**Passage for review:**
__________________________________________________

Ok, y’all get ready for some really heavy stuff. This is the real deal. Meaning of life and all that. Seriously. Now maybe y’all don’t think I’ve got what it takes to talk about that. But you’ve all heard me say, just about forever, “This is the romance of the century. I just don’t have time to write the book.” Well, here it is. Distilled. The essence of why that works, how it happens, what makes it real. And it’s not that Larry and I were so special (of course, though, we were and we are, but so are you) it’s just that we took care to recognize what was happening, while it was happening. We paid attention. We took note. We gave credence to it, and treated it with care, with the reverence it deserves.
And you’re still reading, so you’re asking yourself what this ‘it’ might be. It’s love, of course. Isn’t everything? But that’s such a general term, used in every hackneyed greeting card sentiment. It’s selflessness, giving. Ditto. It’s not going to be summed up in a word. I have to tell you about us.
Larry was diagnosed as a teenager, with a terminal disease. That is, he was told he only had a short time to live. He was 14 years old, and told he would not survive his teens. By the time I met him, at 33, he’d had surgery to remove one lung, had been in and out of the hospital and told he was dying every single year since. So when he asked me to marry him, I was faced with the daunting prospect of marrying a dying man. Told you. Heavy stuff. It didn’t take a lot of convincing, though, that whatever time I could have with him would be better than skipping the sad part. (I had no inkling, then, what being a widow meant. The sad part, indeed.) And frankly, I was 29 years old, and that’s not a particularly bright age –apologies to twenty somethings everywhere, I promise, each decade will bring its own enlightenment – so I had a youthful point of view. If I was only going to have Larry five years, I imagined I would have Larry, exactly as he was, for five years, and then I would not. That’s as far as my mind stretched. I didn’t fully understand his disease, although to be fair, neither did the medical community, but deterioration wasn’t part of my thought process.

__________________________________________________

**Supplied information:**
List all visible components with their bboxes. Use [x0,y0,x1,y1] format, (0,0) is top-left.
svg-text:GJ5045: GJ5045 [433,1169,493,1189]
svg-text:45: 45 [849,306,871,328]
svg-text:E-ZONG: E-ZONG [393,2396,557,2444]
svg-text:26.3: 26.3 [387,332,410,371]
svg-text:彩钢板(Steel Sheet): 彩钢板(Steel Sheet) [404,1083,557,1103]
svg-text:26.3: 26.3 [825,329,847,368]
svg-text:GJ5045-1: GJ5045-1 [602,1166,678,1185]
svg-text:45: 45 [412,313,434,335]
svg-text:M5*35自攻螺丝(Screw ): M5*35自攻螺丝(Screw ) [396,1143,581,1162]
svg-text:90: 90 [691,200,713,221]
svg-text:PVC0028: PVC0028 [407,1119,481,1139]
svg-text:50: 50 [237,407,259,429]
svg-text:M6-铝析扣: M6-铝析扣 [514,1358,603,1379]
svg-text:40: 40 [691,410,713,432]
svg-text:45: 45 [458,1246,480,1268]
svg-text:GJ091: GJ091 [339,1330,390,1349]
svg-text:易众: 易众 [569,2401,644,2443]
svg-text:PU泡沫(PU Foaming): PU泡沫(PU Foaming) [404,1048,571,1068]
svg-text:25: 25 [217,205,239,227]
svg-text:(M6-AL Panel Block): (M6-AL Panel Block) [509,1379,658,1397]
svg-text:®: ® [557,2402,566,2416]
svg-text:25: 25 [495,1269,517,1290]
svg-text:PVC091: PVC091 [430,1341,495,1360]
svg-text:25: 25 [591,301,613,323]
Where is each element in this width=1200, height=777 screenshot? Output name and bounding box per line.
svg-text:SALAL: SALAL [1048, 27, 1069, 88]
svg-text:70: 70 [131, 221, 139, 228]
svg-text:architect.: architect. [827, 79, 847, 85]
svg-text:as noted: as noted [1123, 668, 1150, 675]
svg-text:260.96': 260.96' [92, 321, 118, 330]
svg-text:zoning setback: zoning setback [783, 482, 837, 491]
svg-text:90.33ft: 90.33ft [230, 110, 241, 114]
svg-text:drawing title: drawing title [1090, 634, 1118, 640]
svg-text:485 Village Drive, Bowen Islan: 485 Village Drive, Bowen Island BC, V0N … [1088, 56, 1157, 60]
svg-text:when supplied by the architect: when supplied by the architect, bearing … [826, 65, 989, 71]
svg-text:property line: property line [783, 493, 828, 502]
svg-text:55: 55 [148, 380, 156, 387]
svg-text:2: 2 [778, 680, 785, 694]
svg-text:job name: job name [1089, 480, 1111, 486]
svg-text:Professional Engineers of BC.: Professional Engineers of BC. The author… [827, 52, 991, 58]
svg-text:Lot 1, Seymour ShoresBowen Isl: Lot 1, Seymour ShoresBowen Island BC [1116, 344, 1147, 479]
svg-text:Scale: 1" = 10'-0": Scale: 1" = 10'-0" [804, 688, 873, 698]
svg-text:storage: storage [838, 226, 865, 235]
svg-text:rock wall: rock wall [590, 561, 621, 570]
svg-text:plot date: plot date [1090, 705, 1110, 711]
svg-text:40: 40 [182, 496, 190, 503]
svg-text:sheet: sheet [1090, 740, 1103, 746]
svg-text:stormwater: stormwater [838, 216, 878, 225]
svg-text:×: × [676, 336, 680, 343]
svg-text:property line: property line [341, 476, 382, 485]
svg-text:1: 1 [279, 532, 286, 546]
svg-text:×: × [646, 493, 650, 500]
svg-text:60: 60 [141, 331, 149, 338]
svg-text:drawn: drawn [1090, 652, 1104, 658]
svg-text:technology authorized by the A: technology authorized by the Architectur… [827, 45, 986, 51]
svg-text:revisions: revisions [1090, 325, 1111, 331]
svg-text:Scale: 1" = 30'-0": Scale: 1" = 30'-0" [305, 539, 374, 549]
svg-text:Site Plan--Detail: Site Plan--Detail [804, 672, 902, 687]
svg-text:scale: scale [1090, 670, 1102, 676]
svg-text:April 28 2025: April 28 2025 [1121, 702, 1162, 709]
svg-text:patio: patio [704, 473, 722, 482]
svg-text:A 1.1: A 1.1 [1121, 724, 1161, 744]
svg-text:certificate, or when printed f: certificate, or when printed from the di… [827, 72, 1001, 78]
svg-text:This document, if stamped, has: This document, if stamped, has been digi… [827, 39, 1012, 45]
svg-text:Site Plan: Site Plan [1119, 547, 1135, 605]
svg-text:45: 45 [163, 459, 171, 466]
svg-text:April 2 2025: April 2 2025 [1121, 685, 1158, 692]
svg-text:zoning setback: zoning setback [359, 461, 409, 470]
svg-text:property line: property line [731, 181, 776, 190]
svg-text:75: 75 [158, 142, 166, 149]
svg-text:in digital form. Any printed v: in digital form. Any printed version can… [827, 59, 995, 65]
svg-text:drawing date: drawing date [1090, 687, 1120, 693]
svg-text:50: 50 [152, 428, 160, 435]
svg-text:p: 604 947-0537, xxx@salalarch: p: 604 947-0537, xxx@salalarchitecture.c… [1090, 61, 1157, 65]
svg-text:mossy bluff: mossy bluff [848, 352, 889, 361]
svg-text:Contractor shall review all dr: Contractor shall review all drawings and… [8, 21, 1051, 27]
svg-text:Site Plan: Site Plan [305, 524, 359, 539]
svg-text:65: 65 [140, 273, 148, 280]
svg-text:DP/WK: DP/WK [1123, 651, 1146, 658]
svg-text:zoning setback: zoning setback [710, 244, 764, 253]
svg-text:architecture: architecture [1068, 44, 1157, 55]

__________________________________________________

**Work to complete:**
Resume the essay about marrying Larry, picking up right after its final sentence.

**Reply:**
And miraculously, thankfully, I had that man for thirty years. Three entire decades. And we spent the first decade dealing with that prognosis, battling it like an enemy, fending it off, and raising children and having careers and making a life the same as every couple in their thirties does. We battled each other, too, and emotions ran high – love and anger and laughter and sorrow – and somehow, we came out the other side, children reared, careers settled, and the next twenty years took shape in the mountains. I was running a bed and breakfast, and taking care of Larry. At first, he was helping, whenever and however he could. But progressively, he just could not. Others filled the roles he’d once held. Handyman. Photographer. He became more and more housebound and as a result, so did I.
And through it all, I was sure I was the most pampered, spoiled wife on the planet. And Larry was sure he was the lucky one. You hear that, now and then, in a particularly successful marriage. I want to tell you what it means. In my case, it means I was married to a wonderful man, with whom I was head over heels in love, and he had only a short time to live. For me, that meant that every decision was based on making sure that he had the richest experiences. That his dreams all came true. If he wanted something, it became my quest to obtain it. If I overheard him mention something he would enjoy, it became my quest to make sure it happened. In time, every decision I made was based on making sure that Larry had the absolute most wonderful life possible. And of course, without having any idea it was unfolding that way –something I’ve only learned in hindsight- I was making sure I had the same.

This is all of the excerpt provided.